▶ _REQUIRED WORK_: Go over the entries below line by line, copying each one that contains the word "label".

▶ _ENTRIES SUPPLIED_:
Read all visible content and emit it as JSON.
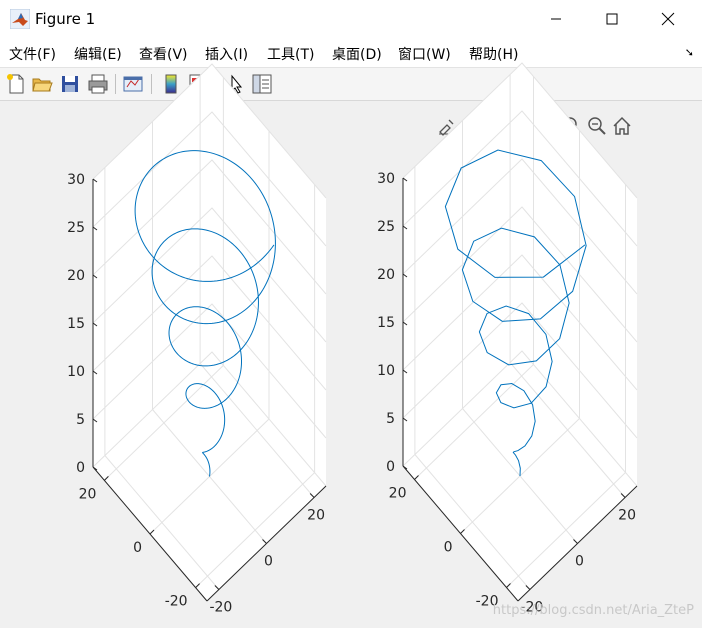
{
  "window": {
    "title": "Figure 1"
  },
  "menu": [
    {
      "id": "file",
      "label": "文件(F)"
    },
    {
      "id": "edit",
      "label": "编辑(E)"
    },
    {
      "id": "view",
      "label": "查看(V)"
    },
    {
      "id": "insert",
      "label": "插入(I)"
    },
    {
      "id": "tools",
      "label": "工具(T)"
    },
    {
      "id": "desktop",
      "label": "桌面(D)"
    },
    {
      "id": "window",
      "label": "窗口(W)"
    },
    {
      "id": "help",
      "label": "帮助(H)"
    }
  ],
  "toolbar": [
    {
      "icon": "new-figure-icon"
    },
    {
      "icon": "open-file-icon"
    },
    {
      "icon": "save-icon"
    },
    {
      "icon": "print-icon"
    },
    {
      "icon": "link-plot-icon"
    },
    {
      "icon": "colorbar-icon"
    },
    {
      "icon": "legend-icon"
    },
    {
      "icon": "pointer-icon"
    },
    {
      "icon": "property-inspector-icon"
    }
  ],
  "axes_toolbar": [
    {
      "icon": "brush-icon"
    },
    {
      "icon": "data-tips-icon"
    },
    {
      "icon": "rotate-3d-icon"
    },
    {
      "icon": "pan-icon"
    },
    {
      "icon": "zoom-in-icon"
    },
    {
      "icon": "zoom-out-icon"
    },
    {
      "icon": "home-icon"
    }
  ],
  "colors": {
    "line": "#0072bd",
    "grid": "#e3e3e3",
    "axis": "#262626",
    "bg": "#f0f0f0"
  },
  "chart_data": [
    {
      "type": "line",
      "description": "3D spiral, smooth",
      "z_ticks": [
        "0",
        "5",
        "10",
        "15",
        "20",
        "25",
        "30"
      ],
      "x_ticks": [
        "-20",
        "0",
        "20"
      ],
      "y_ticks": [
        "-20",
        "0",
        "20"
      ],
      "zlim": [
        0,
        30
      ],
      "series": [
        {
          "t_range": [
            0,
            30
          ],
          "samples": 800
        }
      ]
    },
    {
      "type": "line",
      "description": "3D spiral, coarse segments",
      "z_ticks": [
        "0",
        "5",
        "10",
        "15",
        "20",
        "25",
        "30"
      ],
      "x_ticks": [
        "-20",
        "0",
        "20"
      ],
      "y_ticks": [
        "-20",
        "0",
        "20"
      ],
      "zlim": [
        0,
        30
      ],
      "series": [
        {
          "t_range": [
            0,
            30
          ],
          "samples": 48
        }
      ]
    }
  ],
  "watermark": "https://blog.csdn.net/Aria_ZteP"
}
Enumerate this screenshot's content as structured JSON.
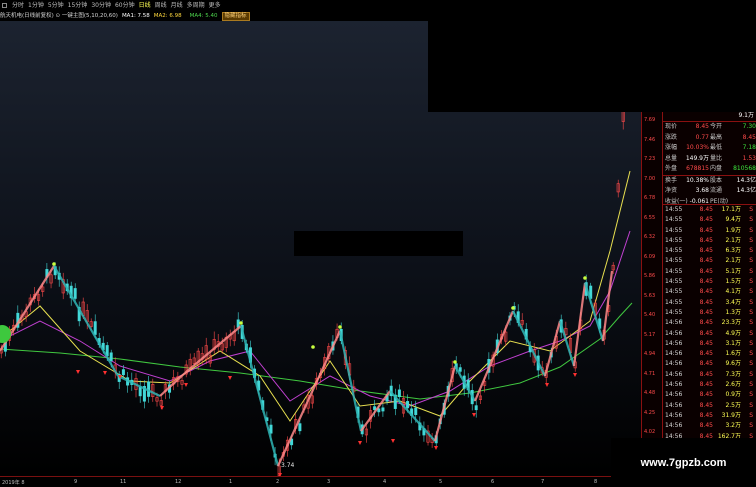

▶ _PROBLEM SOLUTION_:
      "label": "文件(F)"
      "label": "编辑(E)"
      "label": "查看(V)"
      "label": "插入(I)"
      "label": "工具(T)"
      "label": "桌面(D)"
      "label": "窗口(W)"
      "label": "帮助(H)"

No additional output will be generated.